THE REQUEST
Return each entry exactly, omitting nothing.

RECORDS SUPPLIED

## start

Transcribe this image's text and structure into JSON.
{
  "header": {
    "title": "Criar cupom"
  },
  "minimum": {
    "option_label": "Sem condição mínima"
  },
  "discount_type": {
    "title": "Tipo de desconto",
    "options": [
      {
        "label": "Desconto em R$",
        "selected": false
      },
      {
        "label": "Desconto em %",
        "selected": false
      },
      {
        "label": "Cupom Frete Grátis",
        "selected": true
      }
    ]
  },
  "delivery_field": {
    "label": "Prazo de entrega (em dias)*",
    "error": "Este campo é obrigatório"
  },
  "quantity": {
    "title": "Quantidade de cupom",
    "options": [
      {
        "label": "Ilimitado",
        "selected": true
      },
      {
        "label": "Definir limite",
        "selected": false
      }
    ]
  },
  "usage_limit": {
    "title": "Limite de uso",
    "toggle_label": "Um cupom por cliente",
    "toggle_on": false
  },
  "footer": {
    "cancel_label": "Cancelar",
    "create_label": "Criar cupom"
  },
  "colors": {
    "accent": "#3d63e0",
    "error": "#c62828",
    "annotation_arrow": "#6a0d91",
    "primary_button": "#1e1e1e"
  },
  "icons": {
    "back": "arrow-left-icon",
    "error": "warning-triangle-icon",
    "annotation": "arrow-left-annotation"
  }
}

## end

THE COMPLETED TASK
Transcribe this image's text and structure into JSON.
{
  "header": {
    "title": "Criar cupom"
  },
  "minimum": {
    "option_label": "Sem condição mínima"
  },
  "discount_type": {
    "title": "Tipo de desconto",
    "options": [
      {
        "label": "Desconto em R$",
        "selected": false
      },
      {
        "label": "Desconto em %",
        "selected": false
      },
      {
        "label": "Cupom Frete Grátis",
        "selected": true
      }
    ]
  },
  "delivery_field": {
    "label": "Prazo de entrega (em dias)*",
    "error": "Este campo é obrigatório"
  },
  "quantity": {
    "title": "Quantidade de cupom",
    "options": [
      {
        "label": "Ilimitado",
        "selected": true
      },
      {
        "label": "Definir limite",
        "selected": false
      }
    ]
  },
  "usage_limit": {
    "title": "Limite de uso",
    "toggle_label": "Um cupom por cliente",
    "toggle_on": false
  },
  "footer": {
    "cancel_label": "Cancelar",
    "create_label": "Criar cupom"
  },
  "colors": {
    "accent": "#3d63e0",
    "error": "#c62828",
    "annotation_arrow": "#6a0d91",
    "primary_button": "#1e1e1e"
  },
  "icons": {
    "back": "arrow-left-icon",
    "error": "warning-triangle-icon",
    "annotation": "arrow-left-annotation"
  }
}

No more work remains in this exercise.